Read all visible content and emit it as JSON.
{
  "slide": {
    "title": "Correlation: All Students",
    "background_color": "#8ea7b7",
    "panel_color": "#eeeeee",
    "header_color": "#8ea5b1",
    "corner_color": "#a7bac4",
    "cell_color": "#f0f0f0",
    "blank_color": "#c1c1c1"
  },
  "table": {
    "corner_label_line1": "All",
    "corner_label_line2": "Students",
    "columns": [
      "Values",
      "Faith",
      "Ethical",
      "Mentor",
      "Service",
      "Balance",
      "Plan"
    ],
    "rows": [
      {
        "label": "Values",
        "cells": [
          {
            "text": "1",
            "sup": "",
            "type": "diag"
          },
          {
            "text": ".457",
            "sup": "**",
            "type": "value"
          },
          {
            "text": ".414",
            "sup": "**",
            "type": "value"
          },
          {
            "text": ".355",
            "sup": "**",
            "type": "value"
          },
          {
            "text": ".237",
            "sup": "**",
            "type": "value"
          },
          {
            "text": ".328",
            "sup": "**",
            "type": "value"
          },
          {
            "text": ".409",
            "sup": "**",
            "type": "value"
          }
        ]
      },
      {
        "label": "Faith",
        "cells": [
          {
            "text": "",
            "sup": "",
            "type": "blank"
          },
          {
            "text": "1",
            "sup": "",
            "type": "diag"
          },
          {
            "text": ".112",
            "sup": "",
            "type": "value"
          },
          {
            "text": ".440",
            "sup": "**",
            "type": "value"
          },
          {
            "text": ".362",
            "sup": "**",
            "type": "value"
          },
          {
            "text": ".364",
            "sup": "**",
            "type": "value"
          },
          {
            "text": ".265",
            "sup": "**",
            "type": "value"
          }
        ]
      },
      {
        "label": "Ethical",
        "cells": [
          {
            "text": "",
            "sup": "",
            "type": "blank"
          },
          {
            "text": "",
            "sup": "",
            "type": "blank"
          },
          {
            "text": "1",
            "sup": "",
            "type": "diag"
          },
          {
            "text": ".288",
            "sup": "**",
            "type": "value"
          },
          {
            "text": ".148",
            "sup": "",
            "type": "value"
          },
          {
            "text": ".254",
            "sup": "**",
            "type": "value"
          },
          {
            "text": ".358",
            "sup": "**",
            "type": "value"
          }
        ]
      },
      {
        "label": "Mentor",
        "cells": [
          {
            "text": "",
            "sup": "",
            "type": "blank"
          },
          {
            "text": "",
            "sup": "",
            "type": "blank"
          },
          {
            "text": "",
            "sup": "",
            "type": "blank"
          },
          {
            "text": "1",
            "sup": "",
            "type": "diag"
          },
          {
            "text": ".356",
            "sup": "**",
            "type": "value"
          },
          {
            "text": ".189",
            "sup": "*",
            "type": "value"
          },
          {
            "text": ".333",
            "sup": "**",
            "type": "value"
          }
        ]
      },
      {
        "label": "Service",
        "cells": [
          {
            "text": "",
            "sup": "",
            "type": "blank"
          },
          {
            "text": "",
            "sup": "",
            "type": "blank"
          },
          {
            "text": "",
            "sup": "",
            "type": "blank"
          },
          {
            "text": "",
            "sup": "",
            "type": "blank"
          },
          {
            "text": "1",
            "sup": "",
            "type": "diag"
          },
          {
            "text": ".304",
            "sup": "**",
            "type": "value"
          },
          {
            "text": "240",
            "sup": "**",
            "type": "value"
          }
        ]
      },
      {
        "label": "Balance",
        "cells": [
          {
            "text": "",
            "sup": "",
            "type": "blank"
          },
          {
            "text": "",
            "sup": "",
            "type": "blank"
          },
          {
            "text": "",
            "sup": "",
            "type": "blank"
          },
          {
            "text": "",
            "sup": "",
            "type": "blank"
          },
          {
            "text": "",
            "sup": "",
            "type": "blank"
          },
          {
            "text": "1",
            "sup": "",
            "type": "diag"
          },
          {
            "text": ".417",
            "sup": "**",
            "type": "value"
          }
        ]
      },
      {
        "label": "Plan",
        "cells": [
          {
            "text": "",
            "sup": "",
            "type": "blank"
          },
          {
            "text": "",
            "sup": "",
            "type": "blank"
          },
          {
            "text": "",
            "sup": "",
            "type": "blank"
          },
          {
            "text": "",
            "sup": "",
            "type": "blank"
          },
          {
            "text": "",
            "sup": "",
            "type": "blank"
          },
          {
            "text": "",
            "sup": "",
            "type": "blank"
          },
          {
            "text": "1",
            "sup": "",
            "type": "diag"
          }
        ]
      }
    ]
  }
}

- - -

**SET EXERCISE:** Nothing should be left out: return all of the records exactly.

**RESULT:**
Read all visible content and emit it as JSON.
{
  "slide": {
    "title": "Correlation: All Students",
    "background_color": "#8ea7b7",
    "panel_color": "#eeeeee",
    "header_color": "#8ea5b1",
    "corner_color": "#a7bac4",
    "cell_color": "#f0f0f0",
    "blank_color": "#c1c1c1"
  },
  "table": {
    "corner_label_line1": "All",
    "corner_label_line2": "Students",
    "columns": [
      "Values",
      "Faith",
      "Ethical",
      "Mentor",
      "Service",
      "Balance",
      "Plan"
    ],
    "rows": [
      {
        "label": "Values",
        "cells": [
          {
            "text": "1",
            "sup": "",
            "type": "diag"
          },
          {
            "text": ".457",
            "sup": "**",
            "type": "value"
          },
          {
            "text": ".414",
            "sup": "**",
            "type": "value"
          },
          {
            "text": ".355",
            "sup": "**",
            "type": "value"
          },
          {
            "text": ".237",
            "sup": "**",
            "type": "value"
          },
          {
            "text": ".328",
            "sup": "**",
            "type": "value"
          },
          {
            "text": ".409",
            "sup": "**",
            "type": "value"
          }
        ]
      },
      {
        "label": "Faith",
        "cells": [
          {
            "text": "",
            "sup": "",
            "type": "blank"
          },
          {
            "text": "1",
            "sup": "",
            "type": "diag"
          },
          {
            "text": ".112",
            "sup": "",
            "type": "value"
          },
          {
            "text": ".440",
            "sup": "**",
            "type": "value"
          },
          {
            "text": ".362",
            "sup": "**",
            "type": "value"
          },
          {
            "text": ".364",
            "sup": "**",
            "type": "value"
          },
          {
            "text": ".265",
            "sup": "**",
            "type": "value"
          }
        ]
      },
      {
        "label": "Ethical",
        "cells": [
          {
            "text": "",
            "sup": "",
            "type": "blank"
          },
          {
            "text": "",
            "sup": "",
            "type": "blank"
          },
          {
            "text": "1",
            "sup": "",
            "type": "diag"
          },
          {
            "text": ".288",
            "sup": "**",
            "type": "value"
          },
          {
            "text": ".148",
            "sup": "",
            "type": "value"
          },
          {
            "text": ".254",
            "sup": "**",
            "type": "value"
          },
          {
            "text": ".358",
            "sup": "**",
            "type": "value"
          }
        ]
      },
      {
        "label": "Mentor",
        "cells": [
          {
            "text": "",
            "sup": "",
            "type": "blank"
          },
          {
            "text": "",
            "sup": "",
            "type": "blank"
          },
          {
            "text": "",
            "sup": "",
            "type": "blank"
          },
          {
            "text": "1",
            "sup": "",
            "type": "diag"
          },
          {
            "text": ".356",
            "sup": "**",
            "type": "value"
          },
          {
            "text": ".189",
            "sup": "*",
            "type": "value"
          },
          {
            "text": ".333",
            "sup": "**",
            "type": "value"
          }
        ]
      },
      {
        "label": "Service",
        "cells": [
          {
            "text": "",
            "sup": "",
            "type": "blank"
          },
          {
            "text": "",
            "sup": "",
            "type": "blank"
          },
          {
            "text": "",
            "sup": "",
            "type": "blank"
          },
          {
            "text": "",
            "sup": "",
            "type": "blank"
          },
          {
            "text": "1",
            "sup": "",
            "type": "diag"
          },
          {
            "text": ".304",
            "sup": "**",
            "type": "value"
          },
          {
            "text": "240",
            "sup": "**",
            "type": "value"
          }
        ]
      },
      {
        "label": "Balance",
        "cells": [
          {
            "text": "",
            "sup": "",
            "type": "blank"
          },
          {
            "text": "",
            "sup": "",
            "type": "blank"
          },
          {
            "text": "",
            "sup": "",
            "type": "blank"
          },
          {
            "text": "",
            "sup": "",
            "type": "blank"
          },
          {
            "text": "",
            "sup": "",
            "type": "blank"
          },
          {
            "text": "1",
            "sup": "",
            "type": "diag"
          },
          {
            "text": ".417",
            "sup": "**",
            "type": "value"
          }
        ]
      },
      {
        "label": "Plan",
        "cells": [
          {
            "text": "",
            "sup": "",
            "type": "blank"
          },
          {
            "text": "",
            "sup": "",
            "type": "blank"
          },
          {
            "text": "",
            "sup": "",
            "type": "blank"
          },
          {
            "text": "",
            "sup": "",
            "type": "blank"
          },
          {
            "text": "",
            "sup": "",
            "type": "blank"
          },
          {
            "text": "",
            "sup": "",
            "type": "blank"
          },
          {
            "text": "1",
            "sup": "",
            "type": "diag"
          }
        ]
      }
    ]
  }
}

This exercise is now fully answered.